**Data for processing**
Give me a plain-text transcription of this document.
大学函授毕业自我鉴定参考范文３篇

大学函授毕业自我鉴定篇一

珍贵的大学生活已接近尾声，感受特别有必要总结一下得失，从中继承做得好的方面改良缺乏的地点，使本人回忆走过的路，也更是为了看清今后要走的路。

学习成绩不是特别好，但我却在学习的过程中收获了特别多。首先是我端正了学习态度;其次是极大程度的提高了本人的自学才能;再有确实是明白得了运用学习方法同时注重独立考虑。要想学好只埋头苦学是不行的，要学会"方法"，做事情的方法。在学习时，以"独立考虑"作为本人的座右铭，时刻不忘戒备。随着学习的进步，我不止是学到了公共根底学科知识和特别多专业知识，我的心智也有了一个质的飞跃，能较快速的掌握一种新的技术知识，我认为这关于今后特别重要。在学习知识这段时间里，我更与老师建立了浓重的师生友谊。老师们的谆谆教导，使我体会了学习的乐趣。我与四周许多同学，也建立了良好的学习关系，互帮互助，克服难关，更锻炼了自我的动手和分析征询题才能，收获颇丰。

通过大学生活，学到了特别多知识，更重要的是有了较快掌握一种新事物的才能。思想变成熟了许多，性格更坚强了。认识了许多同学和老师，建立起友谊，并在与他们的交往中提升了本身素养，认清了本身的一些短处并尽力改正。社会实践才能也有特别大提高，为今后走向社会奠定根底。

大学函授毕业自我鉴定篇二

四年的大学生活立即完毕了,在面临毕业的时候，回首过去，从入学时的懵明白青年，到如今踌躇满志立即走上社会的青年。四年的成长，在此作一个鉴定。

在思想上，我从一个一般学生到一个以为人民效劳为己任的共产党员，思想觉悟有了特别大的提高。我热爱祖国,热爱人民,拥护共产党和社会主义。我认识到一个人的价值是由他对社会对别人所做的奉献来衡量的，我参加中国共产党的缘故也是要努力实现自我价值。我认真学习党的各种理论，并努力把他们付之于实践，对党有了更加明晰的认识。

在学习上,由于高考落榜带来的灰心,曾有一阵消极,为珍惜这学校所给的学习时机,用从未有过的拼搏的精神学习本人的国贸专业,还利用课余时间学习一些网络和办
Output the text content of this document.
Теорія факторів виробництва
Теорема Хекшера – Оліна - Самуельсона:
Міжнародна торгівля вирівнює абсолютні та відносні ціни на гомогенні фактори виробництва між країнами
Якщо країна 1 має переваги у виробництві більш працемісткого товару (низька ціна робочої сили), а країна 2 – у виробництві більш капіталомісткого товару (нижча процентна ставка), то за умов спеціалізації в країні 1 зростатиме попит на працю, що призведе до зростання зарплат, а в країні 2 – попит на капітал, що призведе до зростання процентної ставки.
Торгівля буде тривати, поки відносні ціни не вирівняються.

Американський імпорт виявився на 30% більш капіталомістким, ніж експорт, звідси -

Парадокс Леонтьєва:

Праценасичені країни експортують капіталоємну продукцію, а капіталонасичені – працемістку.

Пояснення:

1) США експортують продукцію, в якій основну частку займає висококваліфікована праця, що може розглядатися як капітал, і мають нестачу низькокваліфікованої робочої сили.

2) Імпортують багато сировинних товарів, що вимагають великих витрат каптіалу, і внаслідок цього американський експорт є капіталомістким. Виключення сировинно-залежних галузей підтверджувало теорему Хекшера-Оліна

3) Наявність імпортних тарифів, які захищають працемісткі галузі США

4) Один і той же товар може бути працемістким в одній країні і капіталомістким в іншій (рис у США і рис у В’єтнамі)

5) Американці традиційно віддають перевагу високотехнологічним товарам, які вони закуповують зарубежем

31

**What to work on**
Output the listing above without altering a single character.

**The result**
Give me a plain-text transcription of this document.
大学函授毕业自我鉴定参考范文３篇

大学函授毕业自我鉴定篇一

珍贵的大学生活已接近尾声，感受特别有必要总结一下得失，从中继承做得好的方面改良缺乏的地点，使本人回忆走过的路，也更是为了看清今后要走的路。

学习成绩不是特别好，但我却在学习的过程中收获了特别多。首先是我端正了学习态度;其次是极大程度的提高了本人的自学才能;再有确实是明白得了运用学习方法同时注重独立考虑。要想学好只埋头苦学是不行的，要学会"方法"，做事情的方法。在学习时，以"独立考虑"作为本人的座右铭，时刻不忘戒备。随着学习的进步，我不止是学到了公共根底学科知识和特别多专业知识，我的心智也有了一个质的飞跃，能较快速的掌握一种新的技术知识，我认为这关于今后特别重要。在学习知识这段时间里，我更与老师建立了浓重的师生友谊。老师们的谆谆教导，使我体会了学习的乐趣。我与四周许多同学，也建立了良好的学习关系，互帮互助，克服难关，更锻炼了自我的动手和分析征询题才能，收获颇丰。

通过大学生活，学到了特别多知识，更重要的是有了较快掌握一种新事物的才能。思想变成熟了许多，性格更坚强了。认识了许多同学和老师，建立起友谊，并在与他们的交往中提升了本身素养，认清了本身的一些短处并尽力改正。社会实践才能也有特别大提高，为今后走向社会奠定根底。

大学函授毕业自我鉴定篇二

四年的大学生活立即完毕了,在面临毕业的时候，回首过去，从入学时的懵明白青年，到如今踌躇满志立即走上社会的青年。四年的成长，在此作一个鉴定。

在思想上，我从一个一般学生到一个以为人民效劳为己任的共产党员，思想觉悟有了特别大的提高。我热爱祖国,热爱人民,拥护共产党和社会主义。我认识到一个人的价值是由他对社会对别人所做的奉献来衡量的，我参加中国共产党的缘故也是要努力实现自我价值。我认真学习党的各种理论，并努力把他们付之于实践，对党有了更加明晰的认识。

在学习上,由于高考落榜带来的灰心,曾有一阵消极,为珍惜这学校所给的学习时机,用从未有过的拼搏的精神学习本人的国贸专业,还利用课余时间学习一些网络和办
Output the text content of this document.
Теорія факторів виробництва
Теорема Хекшера – Оліна - Самуельсона:
Міжнародна торгівля вирівнює абсолютні та відносні ціни на гомогенні фактори виробництва між країнами
Якщо країна 1 має переваги у виробництві більш працемісткого товару (низька ціна робочої сили), а країна 2 – у виробництві більш капіталомісткого товару (нижча процентна ставка), то за умов спеціалізації в країні 1 зростатиме попит на працю, що призведе до зростання зарплат, а в країні 2 – попит на капітал, що призведе до зростання процентної ставки.
Торгівля буде тривати, поки відносні ціни не вирівняються.

Американський імпорт виявився на 30% більш капіталомістким, ніж експорт, звідси -

Парадокс Леонтьєва:

Праценасичені країни експортують капіталоємну продукцію, а капіталонасичені – працемістку.

Пояснення:

1) США експортують продукцію, в якій основну частку займає висококваліфікована праця, що може розглядатися як капітал, і мають нестачу низькокваліфікованої робочої сили.

2) Імпортують багато сировинних товарів, що вимагають великих витрат каптіалу, і внаслідок цього американський експорт є капіталомістким. Виключення сировинно-залежних галузей підтверджувало теорему Хекшера-Оліна

3) Наявність імпортних тарифів, які захищають працемісткі галузі США

4) Один і той же товар може бути працемістким в одній країні і капіталомістким в іншій (рис у США і рис у В’єтнамі)

5) Американці традиційно віддають перевагу високотехнологічним товарам, які вони закуповують зарубежем

31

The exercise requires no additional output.